Saved data entries
:::
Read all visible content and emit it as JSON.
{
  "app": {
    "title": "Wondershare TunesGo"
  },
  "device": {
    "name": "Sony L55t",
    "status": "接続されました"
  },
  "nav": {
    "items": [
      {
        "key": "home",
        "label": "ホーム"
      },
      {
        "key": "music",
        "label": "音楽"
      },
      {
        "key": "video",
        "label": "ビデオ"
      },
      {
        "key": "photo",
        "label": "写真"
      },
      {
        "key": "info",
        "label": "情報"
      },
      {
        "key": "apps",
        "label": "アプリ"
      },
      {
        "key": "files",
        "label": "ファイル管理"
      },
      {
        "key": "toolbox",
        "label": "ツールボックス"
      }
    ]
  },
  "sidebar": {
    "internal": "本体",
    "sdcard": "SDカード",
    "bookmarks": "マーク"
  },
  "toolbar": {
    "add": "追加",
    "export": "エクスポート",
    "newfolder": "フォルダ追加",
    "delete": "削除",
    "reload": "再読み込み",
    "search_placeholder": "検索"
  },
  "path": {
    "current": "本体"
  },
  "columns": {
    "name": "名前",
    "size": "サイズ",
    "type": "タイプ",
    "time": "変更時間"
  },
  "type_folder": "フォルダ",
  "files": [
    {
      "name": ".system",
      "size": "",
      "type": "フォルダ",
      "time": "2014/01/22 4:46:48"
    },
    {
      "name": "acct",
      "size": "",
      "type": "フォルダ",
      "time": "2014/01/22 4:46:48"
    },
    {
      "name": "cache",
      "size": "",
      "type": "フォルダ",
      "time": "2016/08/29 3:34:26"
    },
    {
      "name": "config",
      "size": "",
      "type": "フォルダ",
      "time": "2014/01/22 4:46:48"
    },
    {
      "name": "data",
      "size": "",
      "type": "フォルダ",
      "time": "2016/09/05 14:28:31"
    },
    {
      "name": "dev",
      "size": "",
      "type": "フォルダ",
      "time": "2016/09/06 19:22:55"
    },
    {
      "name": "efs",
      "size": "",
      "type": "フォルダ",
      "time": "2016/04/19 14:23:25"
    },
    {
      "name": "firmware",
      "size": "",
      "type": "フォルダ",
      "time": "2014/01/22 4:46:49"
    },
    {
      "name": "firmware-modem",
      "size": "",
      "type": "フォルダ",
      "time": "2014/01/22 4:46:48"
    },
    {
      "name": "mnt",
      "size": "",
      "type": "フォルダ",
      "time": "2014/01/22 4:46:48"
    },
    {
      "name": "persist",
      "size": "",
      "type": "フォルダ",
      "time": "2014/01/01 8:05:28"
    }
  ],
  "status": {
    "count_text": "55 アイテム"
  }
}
:::
### Objective
Read the lines above. Gather those in which the string "label" is found.

### Exercise response
        "label": "ホーム"
        "label": "音楽"
        "label": "ビデオ"
        "label": "写真"
        "label": "情報"
        "label": "アプリ"
        "label": "ファイル管理"
        "label": "ツールボックス"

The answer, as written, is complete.